Requirements> Verbatim output of all the material below is required.

Data listing>

++++

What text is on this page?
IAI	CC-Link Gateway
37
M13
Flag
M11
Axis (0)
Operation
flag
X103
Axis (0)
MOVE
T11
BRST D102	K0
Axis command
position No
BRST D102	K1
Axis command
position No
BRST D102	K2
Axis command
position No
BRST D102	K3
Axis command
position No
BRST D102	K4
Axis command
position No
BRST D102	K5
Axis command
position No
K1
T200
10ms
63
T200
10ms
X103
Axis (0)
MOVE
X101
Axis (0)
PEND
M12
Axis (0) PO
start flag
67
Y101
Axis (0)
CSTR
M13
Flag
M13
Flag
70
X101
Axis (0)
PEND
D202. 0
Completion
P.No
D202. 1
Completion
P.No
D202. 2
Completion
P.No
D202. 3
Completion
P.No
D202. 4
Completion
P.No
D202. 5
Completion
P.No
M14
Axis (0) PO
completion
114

++++

Solution to the problem>
What text is on this page?
IAI	CC-Link Gateway
37
M13
Flag
M11
Axis (0)
Operation
flag
X103
Axis (0)
MOVE
T11
BRST D102	K0
Axis command
position No
BRST D102	K1
Axis command
position No
BRST D102	K2
Axis command
position No
BRST D102	K3
Axis command
position No
BRST D102	K4
Axis command
position No
BRST D102	K5
Axis command
position No
K1
T200
10ms
63
T200
10ms
X103
Axis (0)
MOVE
X101
Axis (0)
PEND
M12
Axis (0) PO
start flag
67
Y101
Axis (0)
CSTR
M13
Flag
M13
Flag
70
X101
Axis (0)
PEND
D202. 0
Completion
P.No
D202. 1
Completion
P.No
D202. 2
Completion
P.No
D202. 3
Completion
P.No
D202. 4
Completion
P.No
D202. 5
Completion
P.No
M14
Axis (0) PO
completion
114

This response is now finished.